To do: Note each line of the listing that contains the string "name", and copy it.

[Stored data]
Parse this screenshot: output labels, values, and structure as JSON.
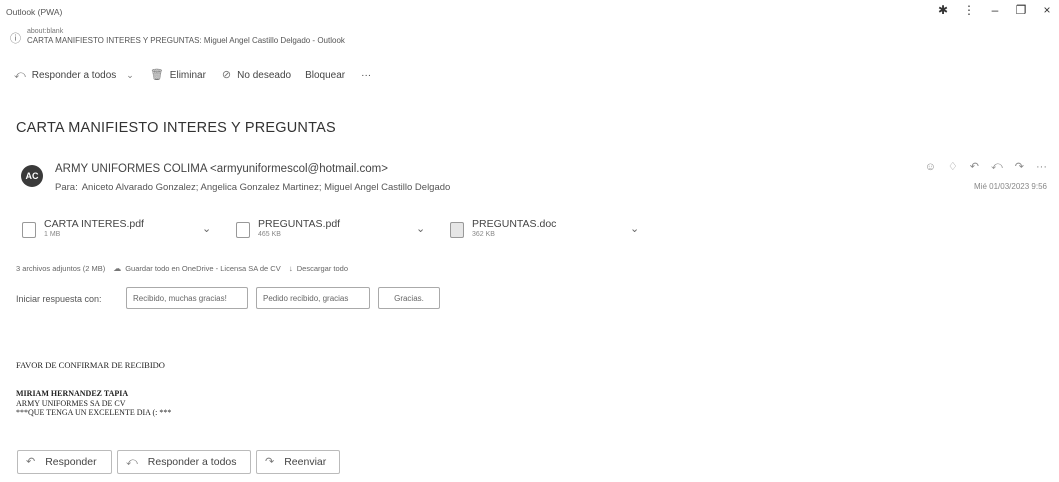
{
  "window": {
    "title": "Outlook (PWA)",
    "url": "about:blank",
    "page_title": "CARTA MANIFIESTO INTERES Y PREGUNTAS: Miguel Angel Castillo Delgado - Outlook"
  },
  "toolbar": {
    "reply_all": "Responder a todos",
    "delete": "Eliminar",
    "junk": "No deseado",
    "block": "Bloquear",
    "more": "···"
  },
  "message": {
    "subject": "CARTA MANIFIESTO INTERES Y PREGUNTAS",
    "avatar_initials": "AC",
    "sender": "ARMY UNIFORMES COLIMA <armyuniformescol@hotmail.com>",
    "to_label": "Para:",
    "recipients": "Aniceto Alvarado Gonzalez;  Angelica Gonzalez Martinez;  Miguel Angel Castillo Delgado",
    "date": "Mié 01/03/2023 9:56"
  },
  "attachments": [
    {
      "name": "CARTA INTERES.pdf",
      "size": "1 MB"
    },
    {
      "name": "PREGUNTAS.pdf",
      "size": "465 KB"
    },
    {
      "name": "PREGUNTAS.doc",
      "size": "362 KB"
    }
  ],
  "attachments_bar": {
    "summary": "3 archivos adjuntos (2 MB)",
    "save_onedrive": "Guardar todo en OneDrive - Licensa SA de CV",
    "download_all": "Descargar todo"
  },
  "quick_reply": {
    "label": "Iniciar respuesta con:",
    "options": [
      "Recibido, muchas gracias!",
      "Pedido recibido, gracias",
      "Gracias."
    ]
  },
  "body": {
    "line1": "FAVOR DE CONFIRMAR DE RECIBIDO",
    "sig1": "MIRIAM HERNANDEZ TAPIA",
    "sig2": "ARMY UNIFORMES SA DE CV",
    "sig3": "***QUE TENGA UN EXCELENTE DIA (: ***"
  },
  "bottom_actions": {
    "reply": "Responder",
    "reply_all": "Responder a todos",
    "forward": "Reenviar"
  }
}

Solution for this exercise:
      "name": "CARTA INTERES.pdf",
      "name": "PREGUNTAS.pdf",
      "name": "PREGUNTAS.doc",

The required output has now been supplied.